* Excerpt *
--------------------------------------------------

The stories of Woodpecker Point, for instance, focus on the common
emotion of sibling jealousy which has the uncommon consequence
of a dual death, on marital infidelity and the sterility of close
relationships, on failed lives, madness murder and extreme domestic
violence; the stories of The Common Rat are linked with common
themes of death, madness and crime. Bird's approach to these themes,
however, is both detached and involved, a search for a pattern
which may have simply the satisfaction of art or approach a more
essential truth, which may represent meaning or just the arbitrary
effect of language. As the semi-autobiographical narrator of 'The
Woodpecker Toy Fact' comments after describing her childhood inference
of a special meaning in 'Toy Fact', a result of her ignorance
that a toy factory's shop sign was truncated, and her subsequent
search for imaginatively significant facts, 'trapping them, bright
birds in flight, planets in amber', the quest offers either the
possibility of metaphysical discovery or aesthetic production:
'I am still uncertain as to whether I will ultimately discover
The Toy Fact, and so complete the pattern, or whether, by placing
the final fact I will produce The Toy Fact.'
She is fascinated by the power of memory and the capacity of mundane
scenes, incidents and sensations to trigger it into life as well
as by the truth-telling power of fiction and its ability to mine
and represent the past more effectively than the single-minded
pursuit of documentary fact. As she has commented in an article
titled 'Fact or Fiction', 'Life is a crude inventor; fiction will
only be convincing if it is more artful than life'; she has also
described herself as 'interested in the play between fact and
fiction, interested in the moment when the metamorphosis takes
place, when the grub of fact becomes the butterfly of fiction'.

--------------------------------------------------

* Data *

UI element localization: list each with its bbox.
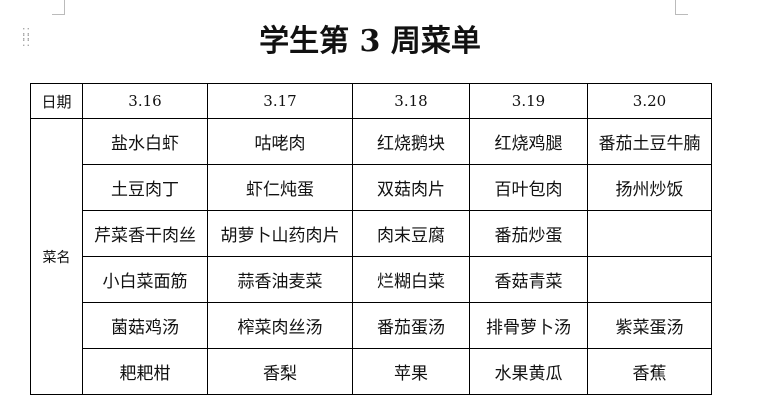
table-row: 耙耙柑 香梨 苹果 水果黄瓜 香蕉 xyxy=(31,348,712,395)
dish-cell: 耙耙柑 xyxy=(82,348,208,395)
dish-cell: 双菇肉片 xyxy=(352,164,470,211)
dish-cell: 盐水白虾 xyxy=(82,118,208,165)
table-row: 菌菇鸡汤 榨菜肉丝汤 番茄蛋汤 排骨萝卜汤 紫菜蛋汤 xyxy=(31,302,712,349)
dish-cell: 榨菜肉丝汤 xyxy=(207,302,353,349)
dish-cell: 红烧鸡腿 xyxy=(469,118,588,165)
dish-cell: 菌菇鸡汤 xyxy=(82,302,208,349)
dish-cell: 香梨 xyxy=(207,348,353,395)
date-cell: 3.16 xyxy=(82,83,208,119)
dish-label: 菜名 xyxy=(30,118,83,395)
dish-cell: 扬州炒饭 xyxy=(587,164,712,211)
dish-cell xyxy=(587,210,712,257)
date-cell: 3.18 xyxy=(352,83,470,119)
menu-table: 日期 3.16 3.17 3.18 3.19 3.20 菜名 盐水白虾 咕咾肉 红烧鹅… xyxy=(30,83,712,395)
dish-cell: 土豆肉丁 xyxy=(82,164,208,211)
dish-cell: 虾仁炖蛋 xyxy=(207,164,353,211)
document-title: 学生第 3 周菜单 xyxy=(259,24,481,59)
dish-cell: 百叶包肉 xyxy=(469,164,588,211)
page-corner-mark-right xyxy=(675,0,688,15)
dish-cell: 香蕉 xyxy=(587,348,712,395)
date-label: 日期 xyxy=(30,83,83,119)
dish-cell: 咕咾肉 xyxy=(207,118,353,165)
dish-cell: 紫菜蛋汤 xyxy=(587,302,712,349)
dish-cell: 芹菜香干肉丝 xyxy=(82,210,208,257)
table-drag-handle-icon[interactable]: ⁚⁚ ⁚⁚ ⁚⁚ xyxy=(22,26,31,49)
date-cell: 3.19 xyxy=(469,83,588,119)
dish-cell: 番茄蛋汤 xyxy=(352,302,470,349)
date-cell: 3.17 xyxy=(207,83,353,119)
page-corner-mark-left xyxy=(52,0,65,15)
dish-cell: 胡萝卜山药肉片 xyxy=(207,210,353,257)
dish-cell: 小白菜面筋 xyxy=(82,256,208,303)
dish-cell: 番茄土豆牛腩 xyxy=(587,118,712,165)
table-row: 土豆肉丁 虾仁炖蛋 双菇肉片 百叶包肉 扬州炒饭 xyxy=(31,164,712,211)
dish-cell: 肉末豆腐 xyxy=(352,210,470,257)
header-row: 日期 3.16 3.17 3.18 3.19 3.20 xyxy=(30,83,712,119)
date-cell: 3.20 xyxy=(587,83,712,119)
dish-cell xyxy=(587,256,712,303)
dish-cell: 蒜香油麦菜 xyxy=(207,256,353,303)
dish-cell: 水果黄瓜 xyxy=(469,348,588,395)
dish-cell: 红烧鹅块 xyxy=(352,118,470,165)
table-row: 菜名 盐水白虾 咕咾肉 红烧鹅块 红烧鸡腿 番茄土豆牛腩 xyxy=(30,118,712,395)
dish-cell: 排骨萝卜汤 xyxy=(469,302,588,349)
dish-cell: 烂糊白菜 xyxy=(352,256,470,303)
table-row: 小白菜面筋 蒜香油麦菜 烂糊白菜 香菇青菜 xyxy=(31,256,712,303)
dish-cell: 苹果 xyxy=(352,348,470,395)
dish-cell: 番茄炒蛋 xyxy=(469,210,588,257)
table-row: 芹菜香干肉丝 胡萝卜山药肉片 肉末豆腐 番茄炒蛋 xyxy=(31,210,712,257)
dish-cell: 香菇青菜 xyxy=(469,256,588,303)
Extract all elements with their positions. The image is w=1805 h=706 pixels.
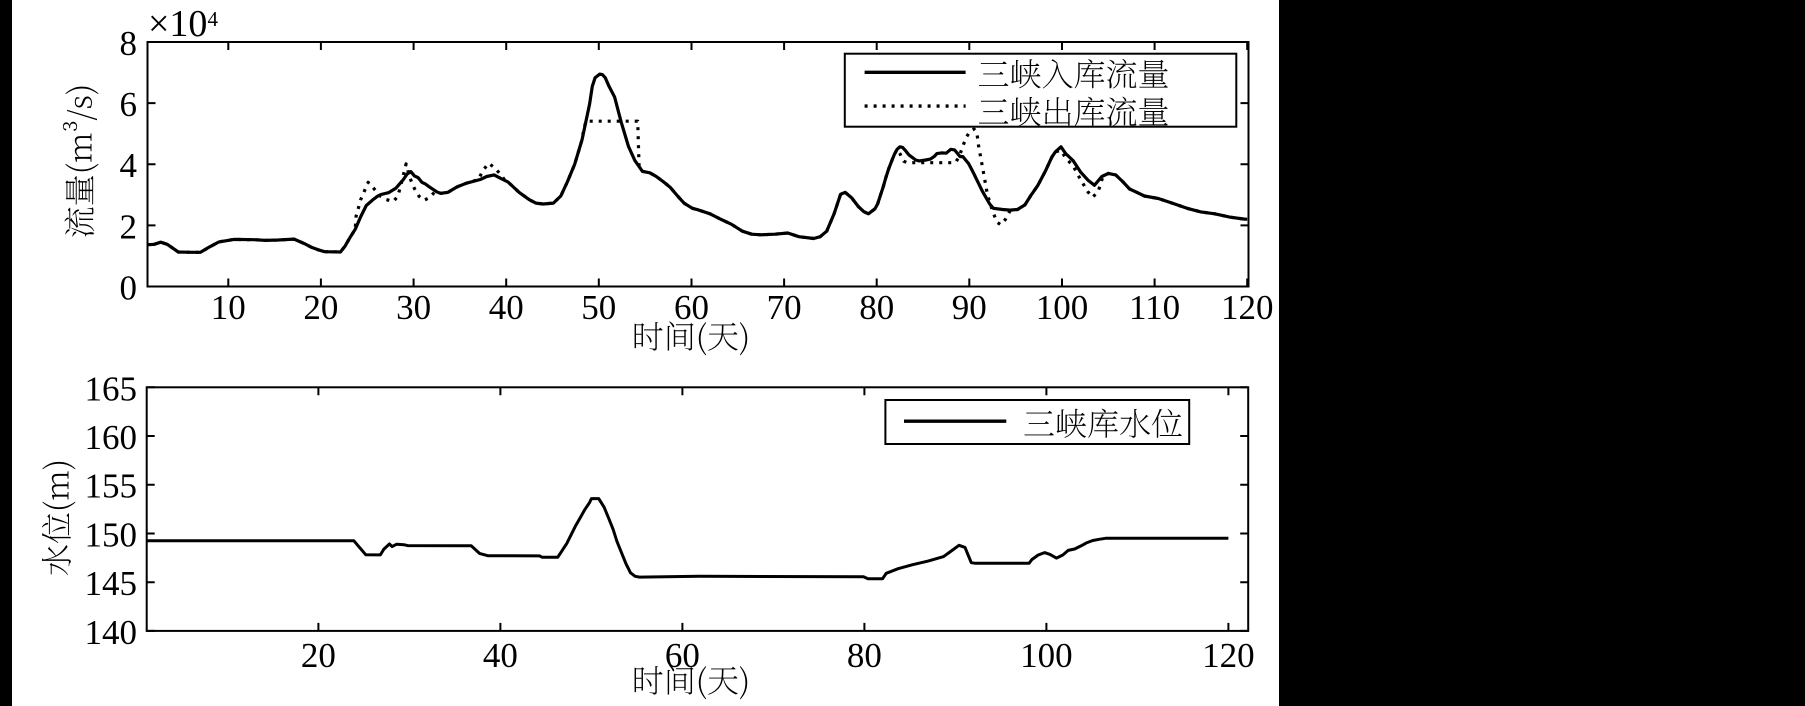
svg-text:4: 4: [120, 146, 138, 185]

--------------------------------------------------

* Goal 1 *
Name the common themes that the excerpt about Bird's fiction says link the stories of The Common Rat.
* Goal 2 *
In the rows, switch "dish-cell" to "menu-cell" in everything from the line containing "table-row: 耙耙柑 香梨" down to the line containing "date-cell: 3.18 xyxy=(352,83,470,119)", and leave the rest unchanged. Give back only those lines.

* Worked solution 1 *
death
madness
crime

* Worked solution 2 *
table-row: 耙耙柑 香梨 苹果 水果黄瓜 香蕉 xyxy=(31,348,712,395)
menu-cell: 耙耙柑 xyxy=(82,348,208,395)
menu-cell: 双菇肉片 xyxy=(352,164,470,211)
menu-cell: 盐水白虾 xyxy=(82,118,208,165)
table-row: 菌菇鸡汤 榨菜肉丝汤 番茄蛋汤 排骨萝卜汤 紫菜蛋汤 xyxy=(31,302,712,349)
menu-cell: 榨菜肉丝汤 xyxy=(207,302,353,349)
menu-cell: 红烧鸡腿 xyxy=(469,118,588,165)
menu-cell: 菌菇鸡汤 xyxy=(82,302,208,349)
menu-cell: 香梨 xyxy=(207,348,353,395)
date-cell: 3.16 xyxy=(82,83,208,119)
dish-label: 菜名 xyxy=(30,118,83,395)
menu-cell: 扬州炒饭 xyxy=(587,164,712,211)
menu-cell xyxy=(587,210,712,257)
date-cell: 3.18 xyxy=(352,83,470,119)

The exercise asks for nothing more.